SELECTED TEXT ::
=-=-=-=-=

Next you pass the House of Blues, now closed. Its corrugated iron roof is even more decrepit than it was before. It’s where Phil Spector had his last happy night on earth, before he murdered actor Lana Clarkson, who he had met there. A faded sign thanks patrons for their custom.

My wife and I stay at the Sunset Tower these days (formerly known as the Argyle). It’s old Hollywood incarnate. Names you know have stayed there for decades. John Wayne, legendarily, kept a cow on a balcony for fresh milk. Across the way is the Andaz, which is cutting-edge high-tech. Down Sunset Strip is the funky Standard, with its upside-down sign, immortalised by William Gibson in his novel Spook Country (2007). If you’re a regular visitor and choose an off-peak season, any of these options is cheaper than you think – at least, if you don’t have kids.

Two things make a holiday in Hollywood relaxing. The first is the peace. The eight-hour time difference to the UK means no phone calls unless your house burns down or your dog dies. The days are long, so you can read and write uninterrupted for hours. Should you be nostalgic for the dusty silences of the quiet mind, it’s an easy trip to the Clark, UCLA and Huntington libraries – although, personally, I don’t go any more; my learned articles are written.

=-=-=-=-=

MATERIAL ::
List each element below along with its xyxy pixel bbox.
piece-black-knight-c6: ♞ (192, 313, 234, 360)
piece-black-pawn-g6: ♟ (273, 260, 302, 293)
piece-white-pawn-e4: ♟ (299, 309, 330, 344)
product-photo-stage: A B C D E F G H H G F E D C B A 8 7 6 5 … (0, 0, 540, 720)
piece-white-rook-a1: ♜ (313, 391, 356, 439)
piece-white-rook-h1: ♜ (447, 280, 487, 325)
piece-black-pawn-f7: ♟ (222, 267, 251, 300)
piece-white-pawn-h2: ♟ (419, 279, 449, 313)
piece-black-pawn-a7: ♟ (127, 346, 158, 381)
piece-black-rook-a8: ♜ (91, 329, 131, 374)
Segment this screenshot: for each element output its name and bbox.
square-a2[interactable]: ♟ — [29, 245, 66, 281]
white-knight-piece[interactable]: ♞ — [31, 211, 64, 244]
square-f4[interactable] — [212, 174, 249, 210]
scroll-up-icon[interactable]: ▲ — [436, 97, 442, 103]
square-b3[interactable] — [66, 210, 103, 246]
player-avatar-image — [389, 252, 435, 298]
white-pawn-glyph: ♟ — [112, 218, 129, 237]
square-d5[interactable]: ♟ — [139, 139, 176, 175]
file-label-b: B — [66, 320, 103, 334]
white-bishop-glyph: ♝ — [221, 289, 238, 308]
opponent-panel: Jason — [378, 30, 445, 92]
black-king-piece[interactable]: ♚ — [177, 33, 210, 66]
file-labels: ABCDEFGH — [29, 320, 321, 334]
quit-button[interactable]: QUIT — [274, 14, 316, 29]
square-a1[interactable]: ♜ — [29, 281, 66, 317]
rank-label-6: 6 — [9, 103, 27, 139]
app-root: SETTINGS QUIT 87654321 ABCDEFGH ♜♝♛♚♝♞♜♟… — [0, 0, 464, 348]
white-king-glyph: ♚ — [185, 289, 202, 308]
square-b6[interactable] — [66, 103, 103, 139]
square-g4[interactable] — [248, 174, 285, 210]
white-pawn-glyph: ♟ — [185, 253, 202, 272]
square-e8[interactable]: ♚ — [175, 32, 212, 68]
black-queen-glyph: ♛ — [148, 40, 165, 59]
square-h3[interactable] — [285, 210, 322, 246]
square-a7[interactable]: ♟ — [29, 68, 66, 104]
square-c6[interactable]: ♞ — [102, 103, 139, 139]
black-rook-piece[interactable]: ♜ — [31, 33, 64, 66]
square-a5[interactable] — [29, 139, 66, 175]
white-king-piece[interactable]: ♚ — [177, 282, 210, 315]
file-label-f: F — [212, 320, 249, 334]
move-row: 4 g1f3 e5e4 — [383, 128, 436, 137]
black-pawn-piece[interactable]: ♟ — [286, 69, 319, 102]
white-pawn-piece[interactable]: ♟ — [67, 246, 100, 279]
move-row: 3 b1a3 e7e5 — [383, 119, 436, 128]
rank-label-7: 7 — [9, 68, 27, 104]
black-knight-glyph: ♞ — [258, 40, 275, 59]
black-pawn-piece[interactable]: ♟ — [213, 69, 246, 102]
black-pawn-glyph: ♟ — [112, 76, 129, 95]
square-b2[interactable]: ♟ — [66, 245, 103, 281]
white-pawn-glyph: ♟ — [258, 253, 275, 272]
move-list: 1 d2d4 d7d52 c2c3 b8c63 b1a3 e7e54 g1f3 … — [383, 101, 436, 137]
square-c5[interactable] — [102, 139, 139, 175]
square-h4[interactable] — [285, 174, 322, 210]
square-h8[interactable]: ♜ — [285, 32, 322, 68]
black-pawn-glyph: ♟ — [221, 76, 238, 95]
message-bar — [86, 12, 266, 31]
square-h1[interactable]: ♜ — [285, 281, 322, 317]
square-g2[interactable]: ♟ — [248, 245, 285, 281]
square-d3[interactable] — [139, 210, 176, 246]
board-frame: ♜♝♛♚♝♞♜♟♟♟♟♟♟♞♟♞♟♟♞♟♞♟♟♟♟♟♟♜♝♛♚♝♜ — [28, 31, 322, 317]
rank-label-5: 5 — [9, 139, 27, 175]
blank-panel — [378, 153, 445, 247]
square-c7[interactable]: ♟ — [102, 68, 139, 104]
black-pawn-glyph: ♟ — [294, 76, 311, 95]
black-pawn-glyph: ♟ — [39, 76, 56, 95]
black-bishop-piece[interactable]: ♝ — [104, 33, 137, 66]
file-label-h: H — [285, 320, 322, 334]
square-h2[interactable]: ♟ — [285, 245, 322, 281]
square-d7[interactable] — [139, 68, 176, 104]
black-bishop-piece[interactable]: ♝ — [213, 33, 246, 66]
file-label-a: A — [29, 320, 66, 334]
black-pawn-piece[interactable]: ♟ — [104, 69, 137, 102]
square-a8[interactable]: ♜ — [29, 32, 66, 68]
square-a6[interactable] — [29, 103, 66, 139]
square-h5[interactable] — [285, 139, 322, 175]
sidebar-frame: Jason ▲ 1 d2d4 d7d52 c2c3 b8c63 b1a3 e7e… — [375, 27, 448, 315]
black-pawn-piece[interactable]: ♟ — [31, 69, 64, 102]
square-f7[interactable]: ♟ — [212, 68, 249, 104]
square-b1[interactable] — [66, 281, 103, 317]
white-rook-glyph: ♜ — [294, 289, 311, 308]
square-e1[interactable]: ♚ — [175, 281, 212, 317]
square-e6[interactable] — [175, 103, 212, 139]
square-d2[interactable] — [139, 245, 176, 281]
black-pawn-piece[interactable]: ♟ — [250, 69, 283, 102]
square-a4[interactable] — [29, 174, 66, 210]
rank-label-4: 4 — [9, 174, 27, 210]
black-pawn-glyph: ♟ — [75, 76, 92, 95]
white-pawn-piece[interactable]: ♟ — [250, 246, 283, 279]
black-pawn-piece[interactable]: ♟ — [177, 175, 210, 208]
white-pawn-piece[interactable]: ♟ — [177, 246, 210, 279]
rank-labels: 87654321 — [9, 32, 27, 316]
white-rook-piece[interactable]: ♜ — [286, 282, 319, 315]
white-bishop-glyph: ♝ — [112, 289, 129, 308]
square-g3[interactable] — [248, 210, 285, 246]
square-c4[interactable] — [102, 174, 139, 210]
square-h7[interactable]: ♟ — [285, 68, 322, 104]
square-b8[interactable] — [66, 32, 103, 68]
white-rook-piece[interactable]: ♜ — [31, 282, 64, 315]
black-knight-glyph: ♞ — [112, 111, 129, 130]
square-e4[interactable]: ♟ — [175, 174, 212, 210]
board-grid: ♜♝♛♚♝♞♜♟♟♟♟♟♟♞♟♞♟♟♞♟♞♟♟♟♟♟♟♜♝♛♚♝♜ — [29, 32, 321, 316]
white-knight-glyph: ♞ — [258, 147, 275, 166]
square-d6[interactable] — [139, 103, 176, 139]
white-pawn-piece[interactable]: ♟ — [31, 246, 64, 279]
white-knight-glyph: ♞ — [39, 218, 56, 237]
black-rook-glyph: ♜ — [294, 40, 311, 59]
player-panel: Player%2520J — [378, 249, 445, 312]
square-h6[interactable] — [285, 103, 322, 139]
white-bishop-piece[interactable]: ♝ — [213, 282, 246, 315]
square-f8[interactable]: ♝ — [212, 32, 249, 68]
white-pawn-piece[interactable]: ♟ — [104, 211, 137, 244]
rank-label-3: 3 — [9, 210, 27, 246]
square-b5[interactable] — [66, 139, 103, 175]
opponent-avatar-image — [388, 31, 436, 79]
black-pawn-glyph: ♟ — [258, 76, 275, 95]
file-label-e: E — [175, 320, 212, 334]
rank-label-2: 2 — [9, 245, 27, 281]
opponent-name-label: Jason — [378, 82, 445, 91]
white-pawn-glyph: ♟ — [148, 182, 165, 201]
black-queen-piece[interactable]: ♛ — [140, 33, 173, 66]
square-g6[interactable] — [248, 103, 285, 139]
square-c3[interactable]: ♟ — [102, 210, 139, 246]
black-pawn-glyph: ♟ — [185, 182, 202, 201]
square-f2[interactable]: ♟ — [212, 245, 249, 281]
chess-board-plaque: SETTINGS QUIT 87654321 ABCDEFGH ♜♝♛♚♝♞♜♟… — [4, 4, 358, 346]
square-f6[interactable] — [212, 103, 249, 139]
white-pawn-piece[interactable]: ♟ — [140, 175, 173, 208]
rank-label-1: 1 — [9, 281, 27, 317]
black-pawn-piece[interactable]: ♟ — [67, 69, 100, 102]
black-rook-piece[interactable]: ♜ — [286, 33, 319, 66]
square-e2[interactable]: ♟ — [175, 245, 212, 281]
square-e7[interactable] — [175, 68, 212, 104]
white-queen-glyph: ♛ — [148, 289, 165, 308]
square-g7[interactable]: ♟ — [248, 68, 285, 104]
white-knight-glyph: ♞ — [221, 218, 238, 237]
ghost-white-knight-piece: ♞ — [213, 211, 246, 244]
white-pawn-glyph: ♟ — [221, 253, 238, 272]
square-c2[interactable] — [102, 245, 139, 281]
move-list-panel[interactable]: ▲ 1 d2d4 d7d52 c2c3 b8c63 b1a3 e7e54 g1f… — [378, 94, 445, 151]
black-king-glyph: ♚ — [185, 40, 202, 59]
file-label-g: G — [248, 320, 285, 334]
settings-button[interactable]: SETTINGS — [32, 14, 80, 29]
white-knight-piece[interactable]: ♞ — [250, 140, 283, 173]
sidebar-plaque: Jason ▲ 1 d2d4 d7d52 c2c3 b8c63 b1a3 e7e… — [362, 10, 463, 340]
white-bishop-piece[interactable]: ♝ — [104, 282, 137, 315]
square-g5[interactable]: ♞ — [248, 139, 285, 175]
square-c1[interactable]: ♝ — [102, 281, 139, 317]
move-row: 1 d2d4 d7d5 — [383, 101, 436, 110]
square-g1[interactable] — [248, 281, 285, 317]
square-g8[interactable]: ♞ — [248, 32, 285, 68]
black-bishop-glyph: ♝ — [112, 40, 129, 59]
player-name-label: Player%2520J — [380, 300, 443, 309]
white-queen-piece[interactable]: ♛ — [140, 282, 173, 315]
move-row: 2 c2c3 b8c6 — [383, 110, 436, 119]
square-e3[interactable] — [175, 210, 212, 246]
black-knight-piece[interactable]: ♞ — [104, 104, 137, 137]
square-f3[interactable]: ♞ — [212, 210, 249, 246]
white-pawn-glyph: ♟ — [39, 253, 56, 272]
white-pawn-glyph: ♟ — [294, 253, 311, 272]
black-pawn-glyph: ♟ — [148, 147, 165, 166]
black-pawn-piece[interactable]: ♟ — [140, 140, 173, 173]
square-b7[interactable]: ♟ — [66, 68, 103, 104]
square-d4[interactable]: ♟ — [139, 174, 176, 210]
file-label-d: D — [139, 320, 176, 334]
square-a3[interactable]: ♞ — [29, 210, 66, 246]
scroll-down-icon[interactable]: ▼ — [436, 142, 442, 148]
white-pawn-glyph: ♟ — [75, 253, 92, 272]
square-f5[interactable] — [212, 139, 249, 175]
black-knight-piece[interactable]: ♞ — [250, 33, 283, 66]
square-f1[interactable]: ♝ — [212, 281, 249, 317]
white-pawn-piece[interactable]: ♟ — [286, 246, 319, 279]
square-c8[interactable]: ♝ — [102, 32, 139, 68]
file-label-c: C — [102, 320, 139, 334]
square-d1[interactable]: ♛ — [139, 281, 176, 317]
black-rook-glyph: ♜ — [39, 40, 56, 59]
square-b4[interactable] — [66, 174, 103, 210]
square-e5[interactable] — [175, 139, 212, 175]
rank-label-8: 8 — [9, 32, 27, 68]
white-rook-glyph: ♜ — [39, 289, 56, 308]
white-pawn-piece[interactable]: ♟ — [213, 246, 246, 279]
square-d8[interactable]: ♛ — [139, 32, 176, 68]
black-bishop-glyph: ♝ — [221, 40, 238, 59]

=-=-=-=-=

TASK SET ::
1) Answer these questions using the Hollywood passage above the records.
(a) What does the faded sign at the House of Blues thank patrons for?
(b) What did John Wayne keep on a balcony, and for what purpose?
(c) How large is the time difference to the UK?
2) Reproduce word for word the part of the Hollywood passage starting with "Next you pass" and going on through "don’t have kids.".

TASK-BY-TASK OUTPUTS ::
1)
(a) Their custom.
(b) A cow, for fresh milk.
(c) Eight hours.

2)
Next you pass the House of Blues, now closed. Its corrugated iron roof is even more decrepit than it was before. It’s where Phil Spector had his last happy night on earth, before he murdered actor Lana Clarkson, who he had met there. A faded sign thanks patrons for their custom.

My wife and I stay at the Sunset Tower these days (formerly known as the Argyle). It’s old Hollywood incarnate. Names you know have stayed there for decades. John Wayne, legendarily, kept a cow on a balcony for fresh milk. Across the way is the Andaz, which is cutting-edge high-tech. Down Sunset Strip is the funky Standard, with its upside-down sign, immortalised by William Gibson in his novel Spook Country (2007). If you’re a regular visitor and choose an off-peak season, any of these options is cheaper than you think – at least, if you don’t have kids.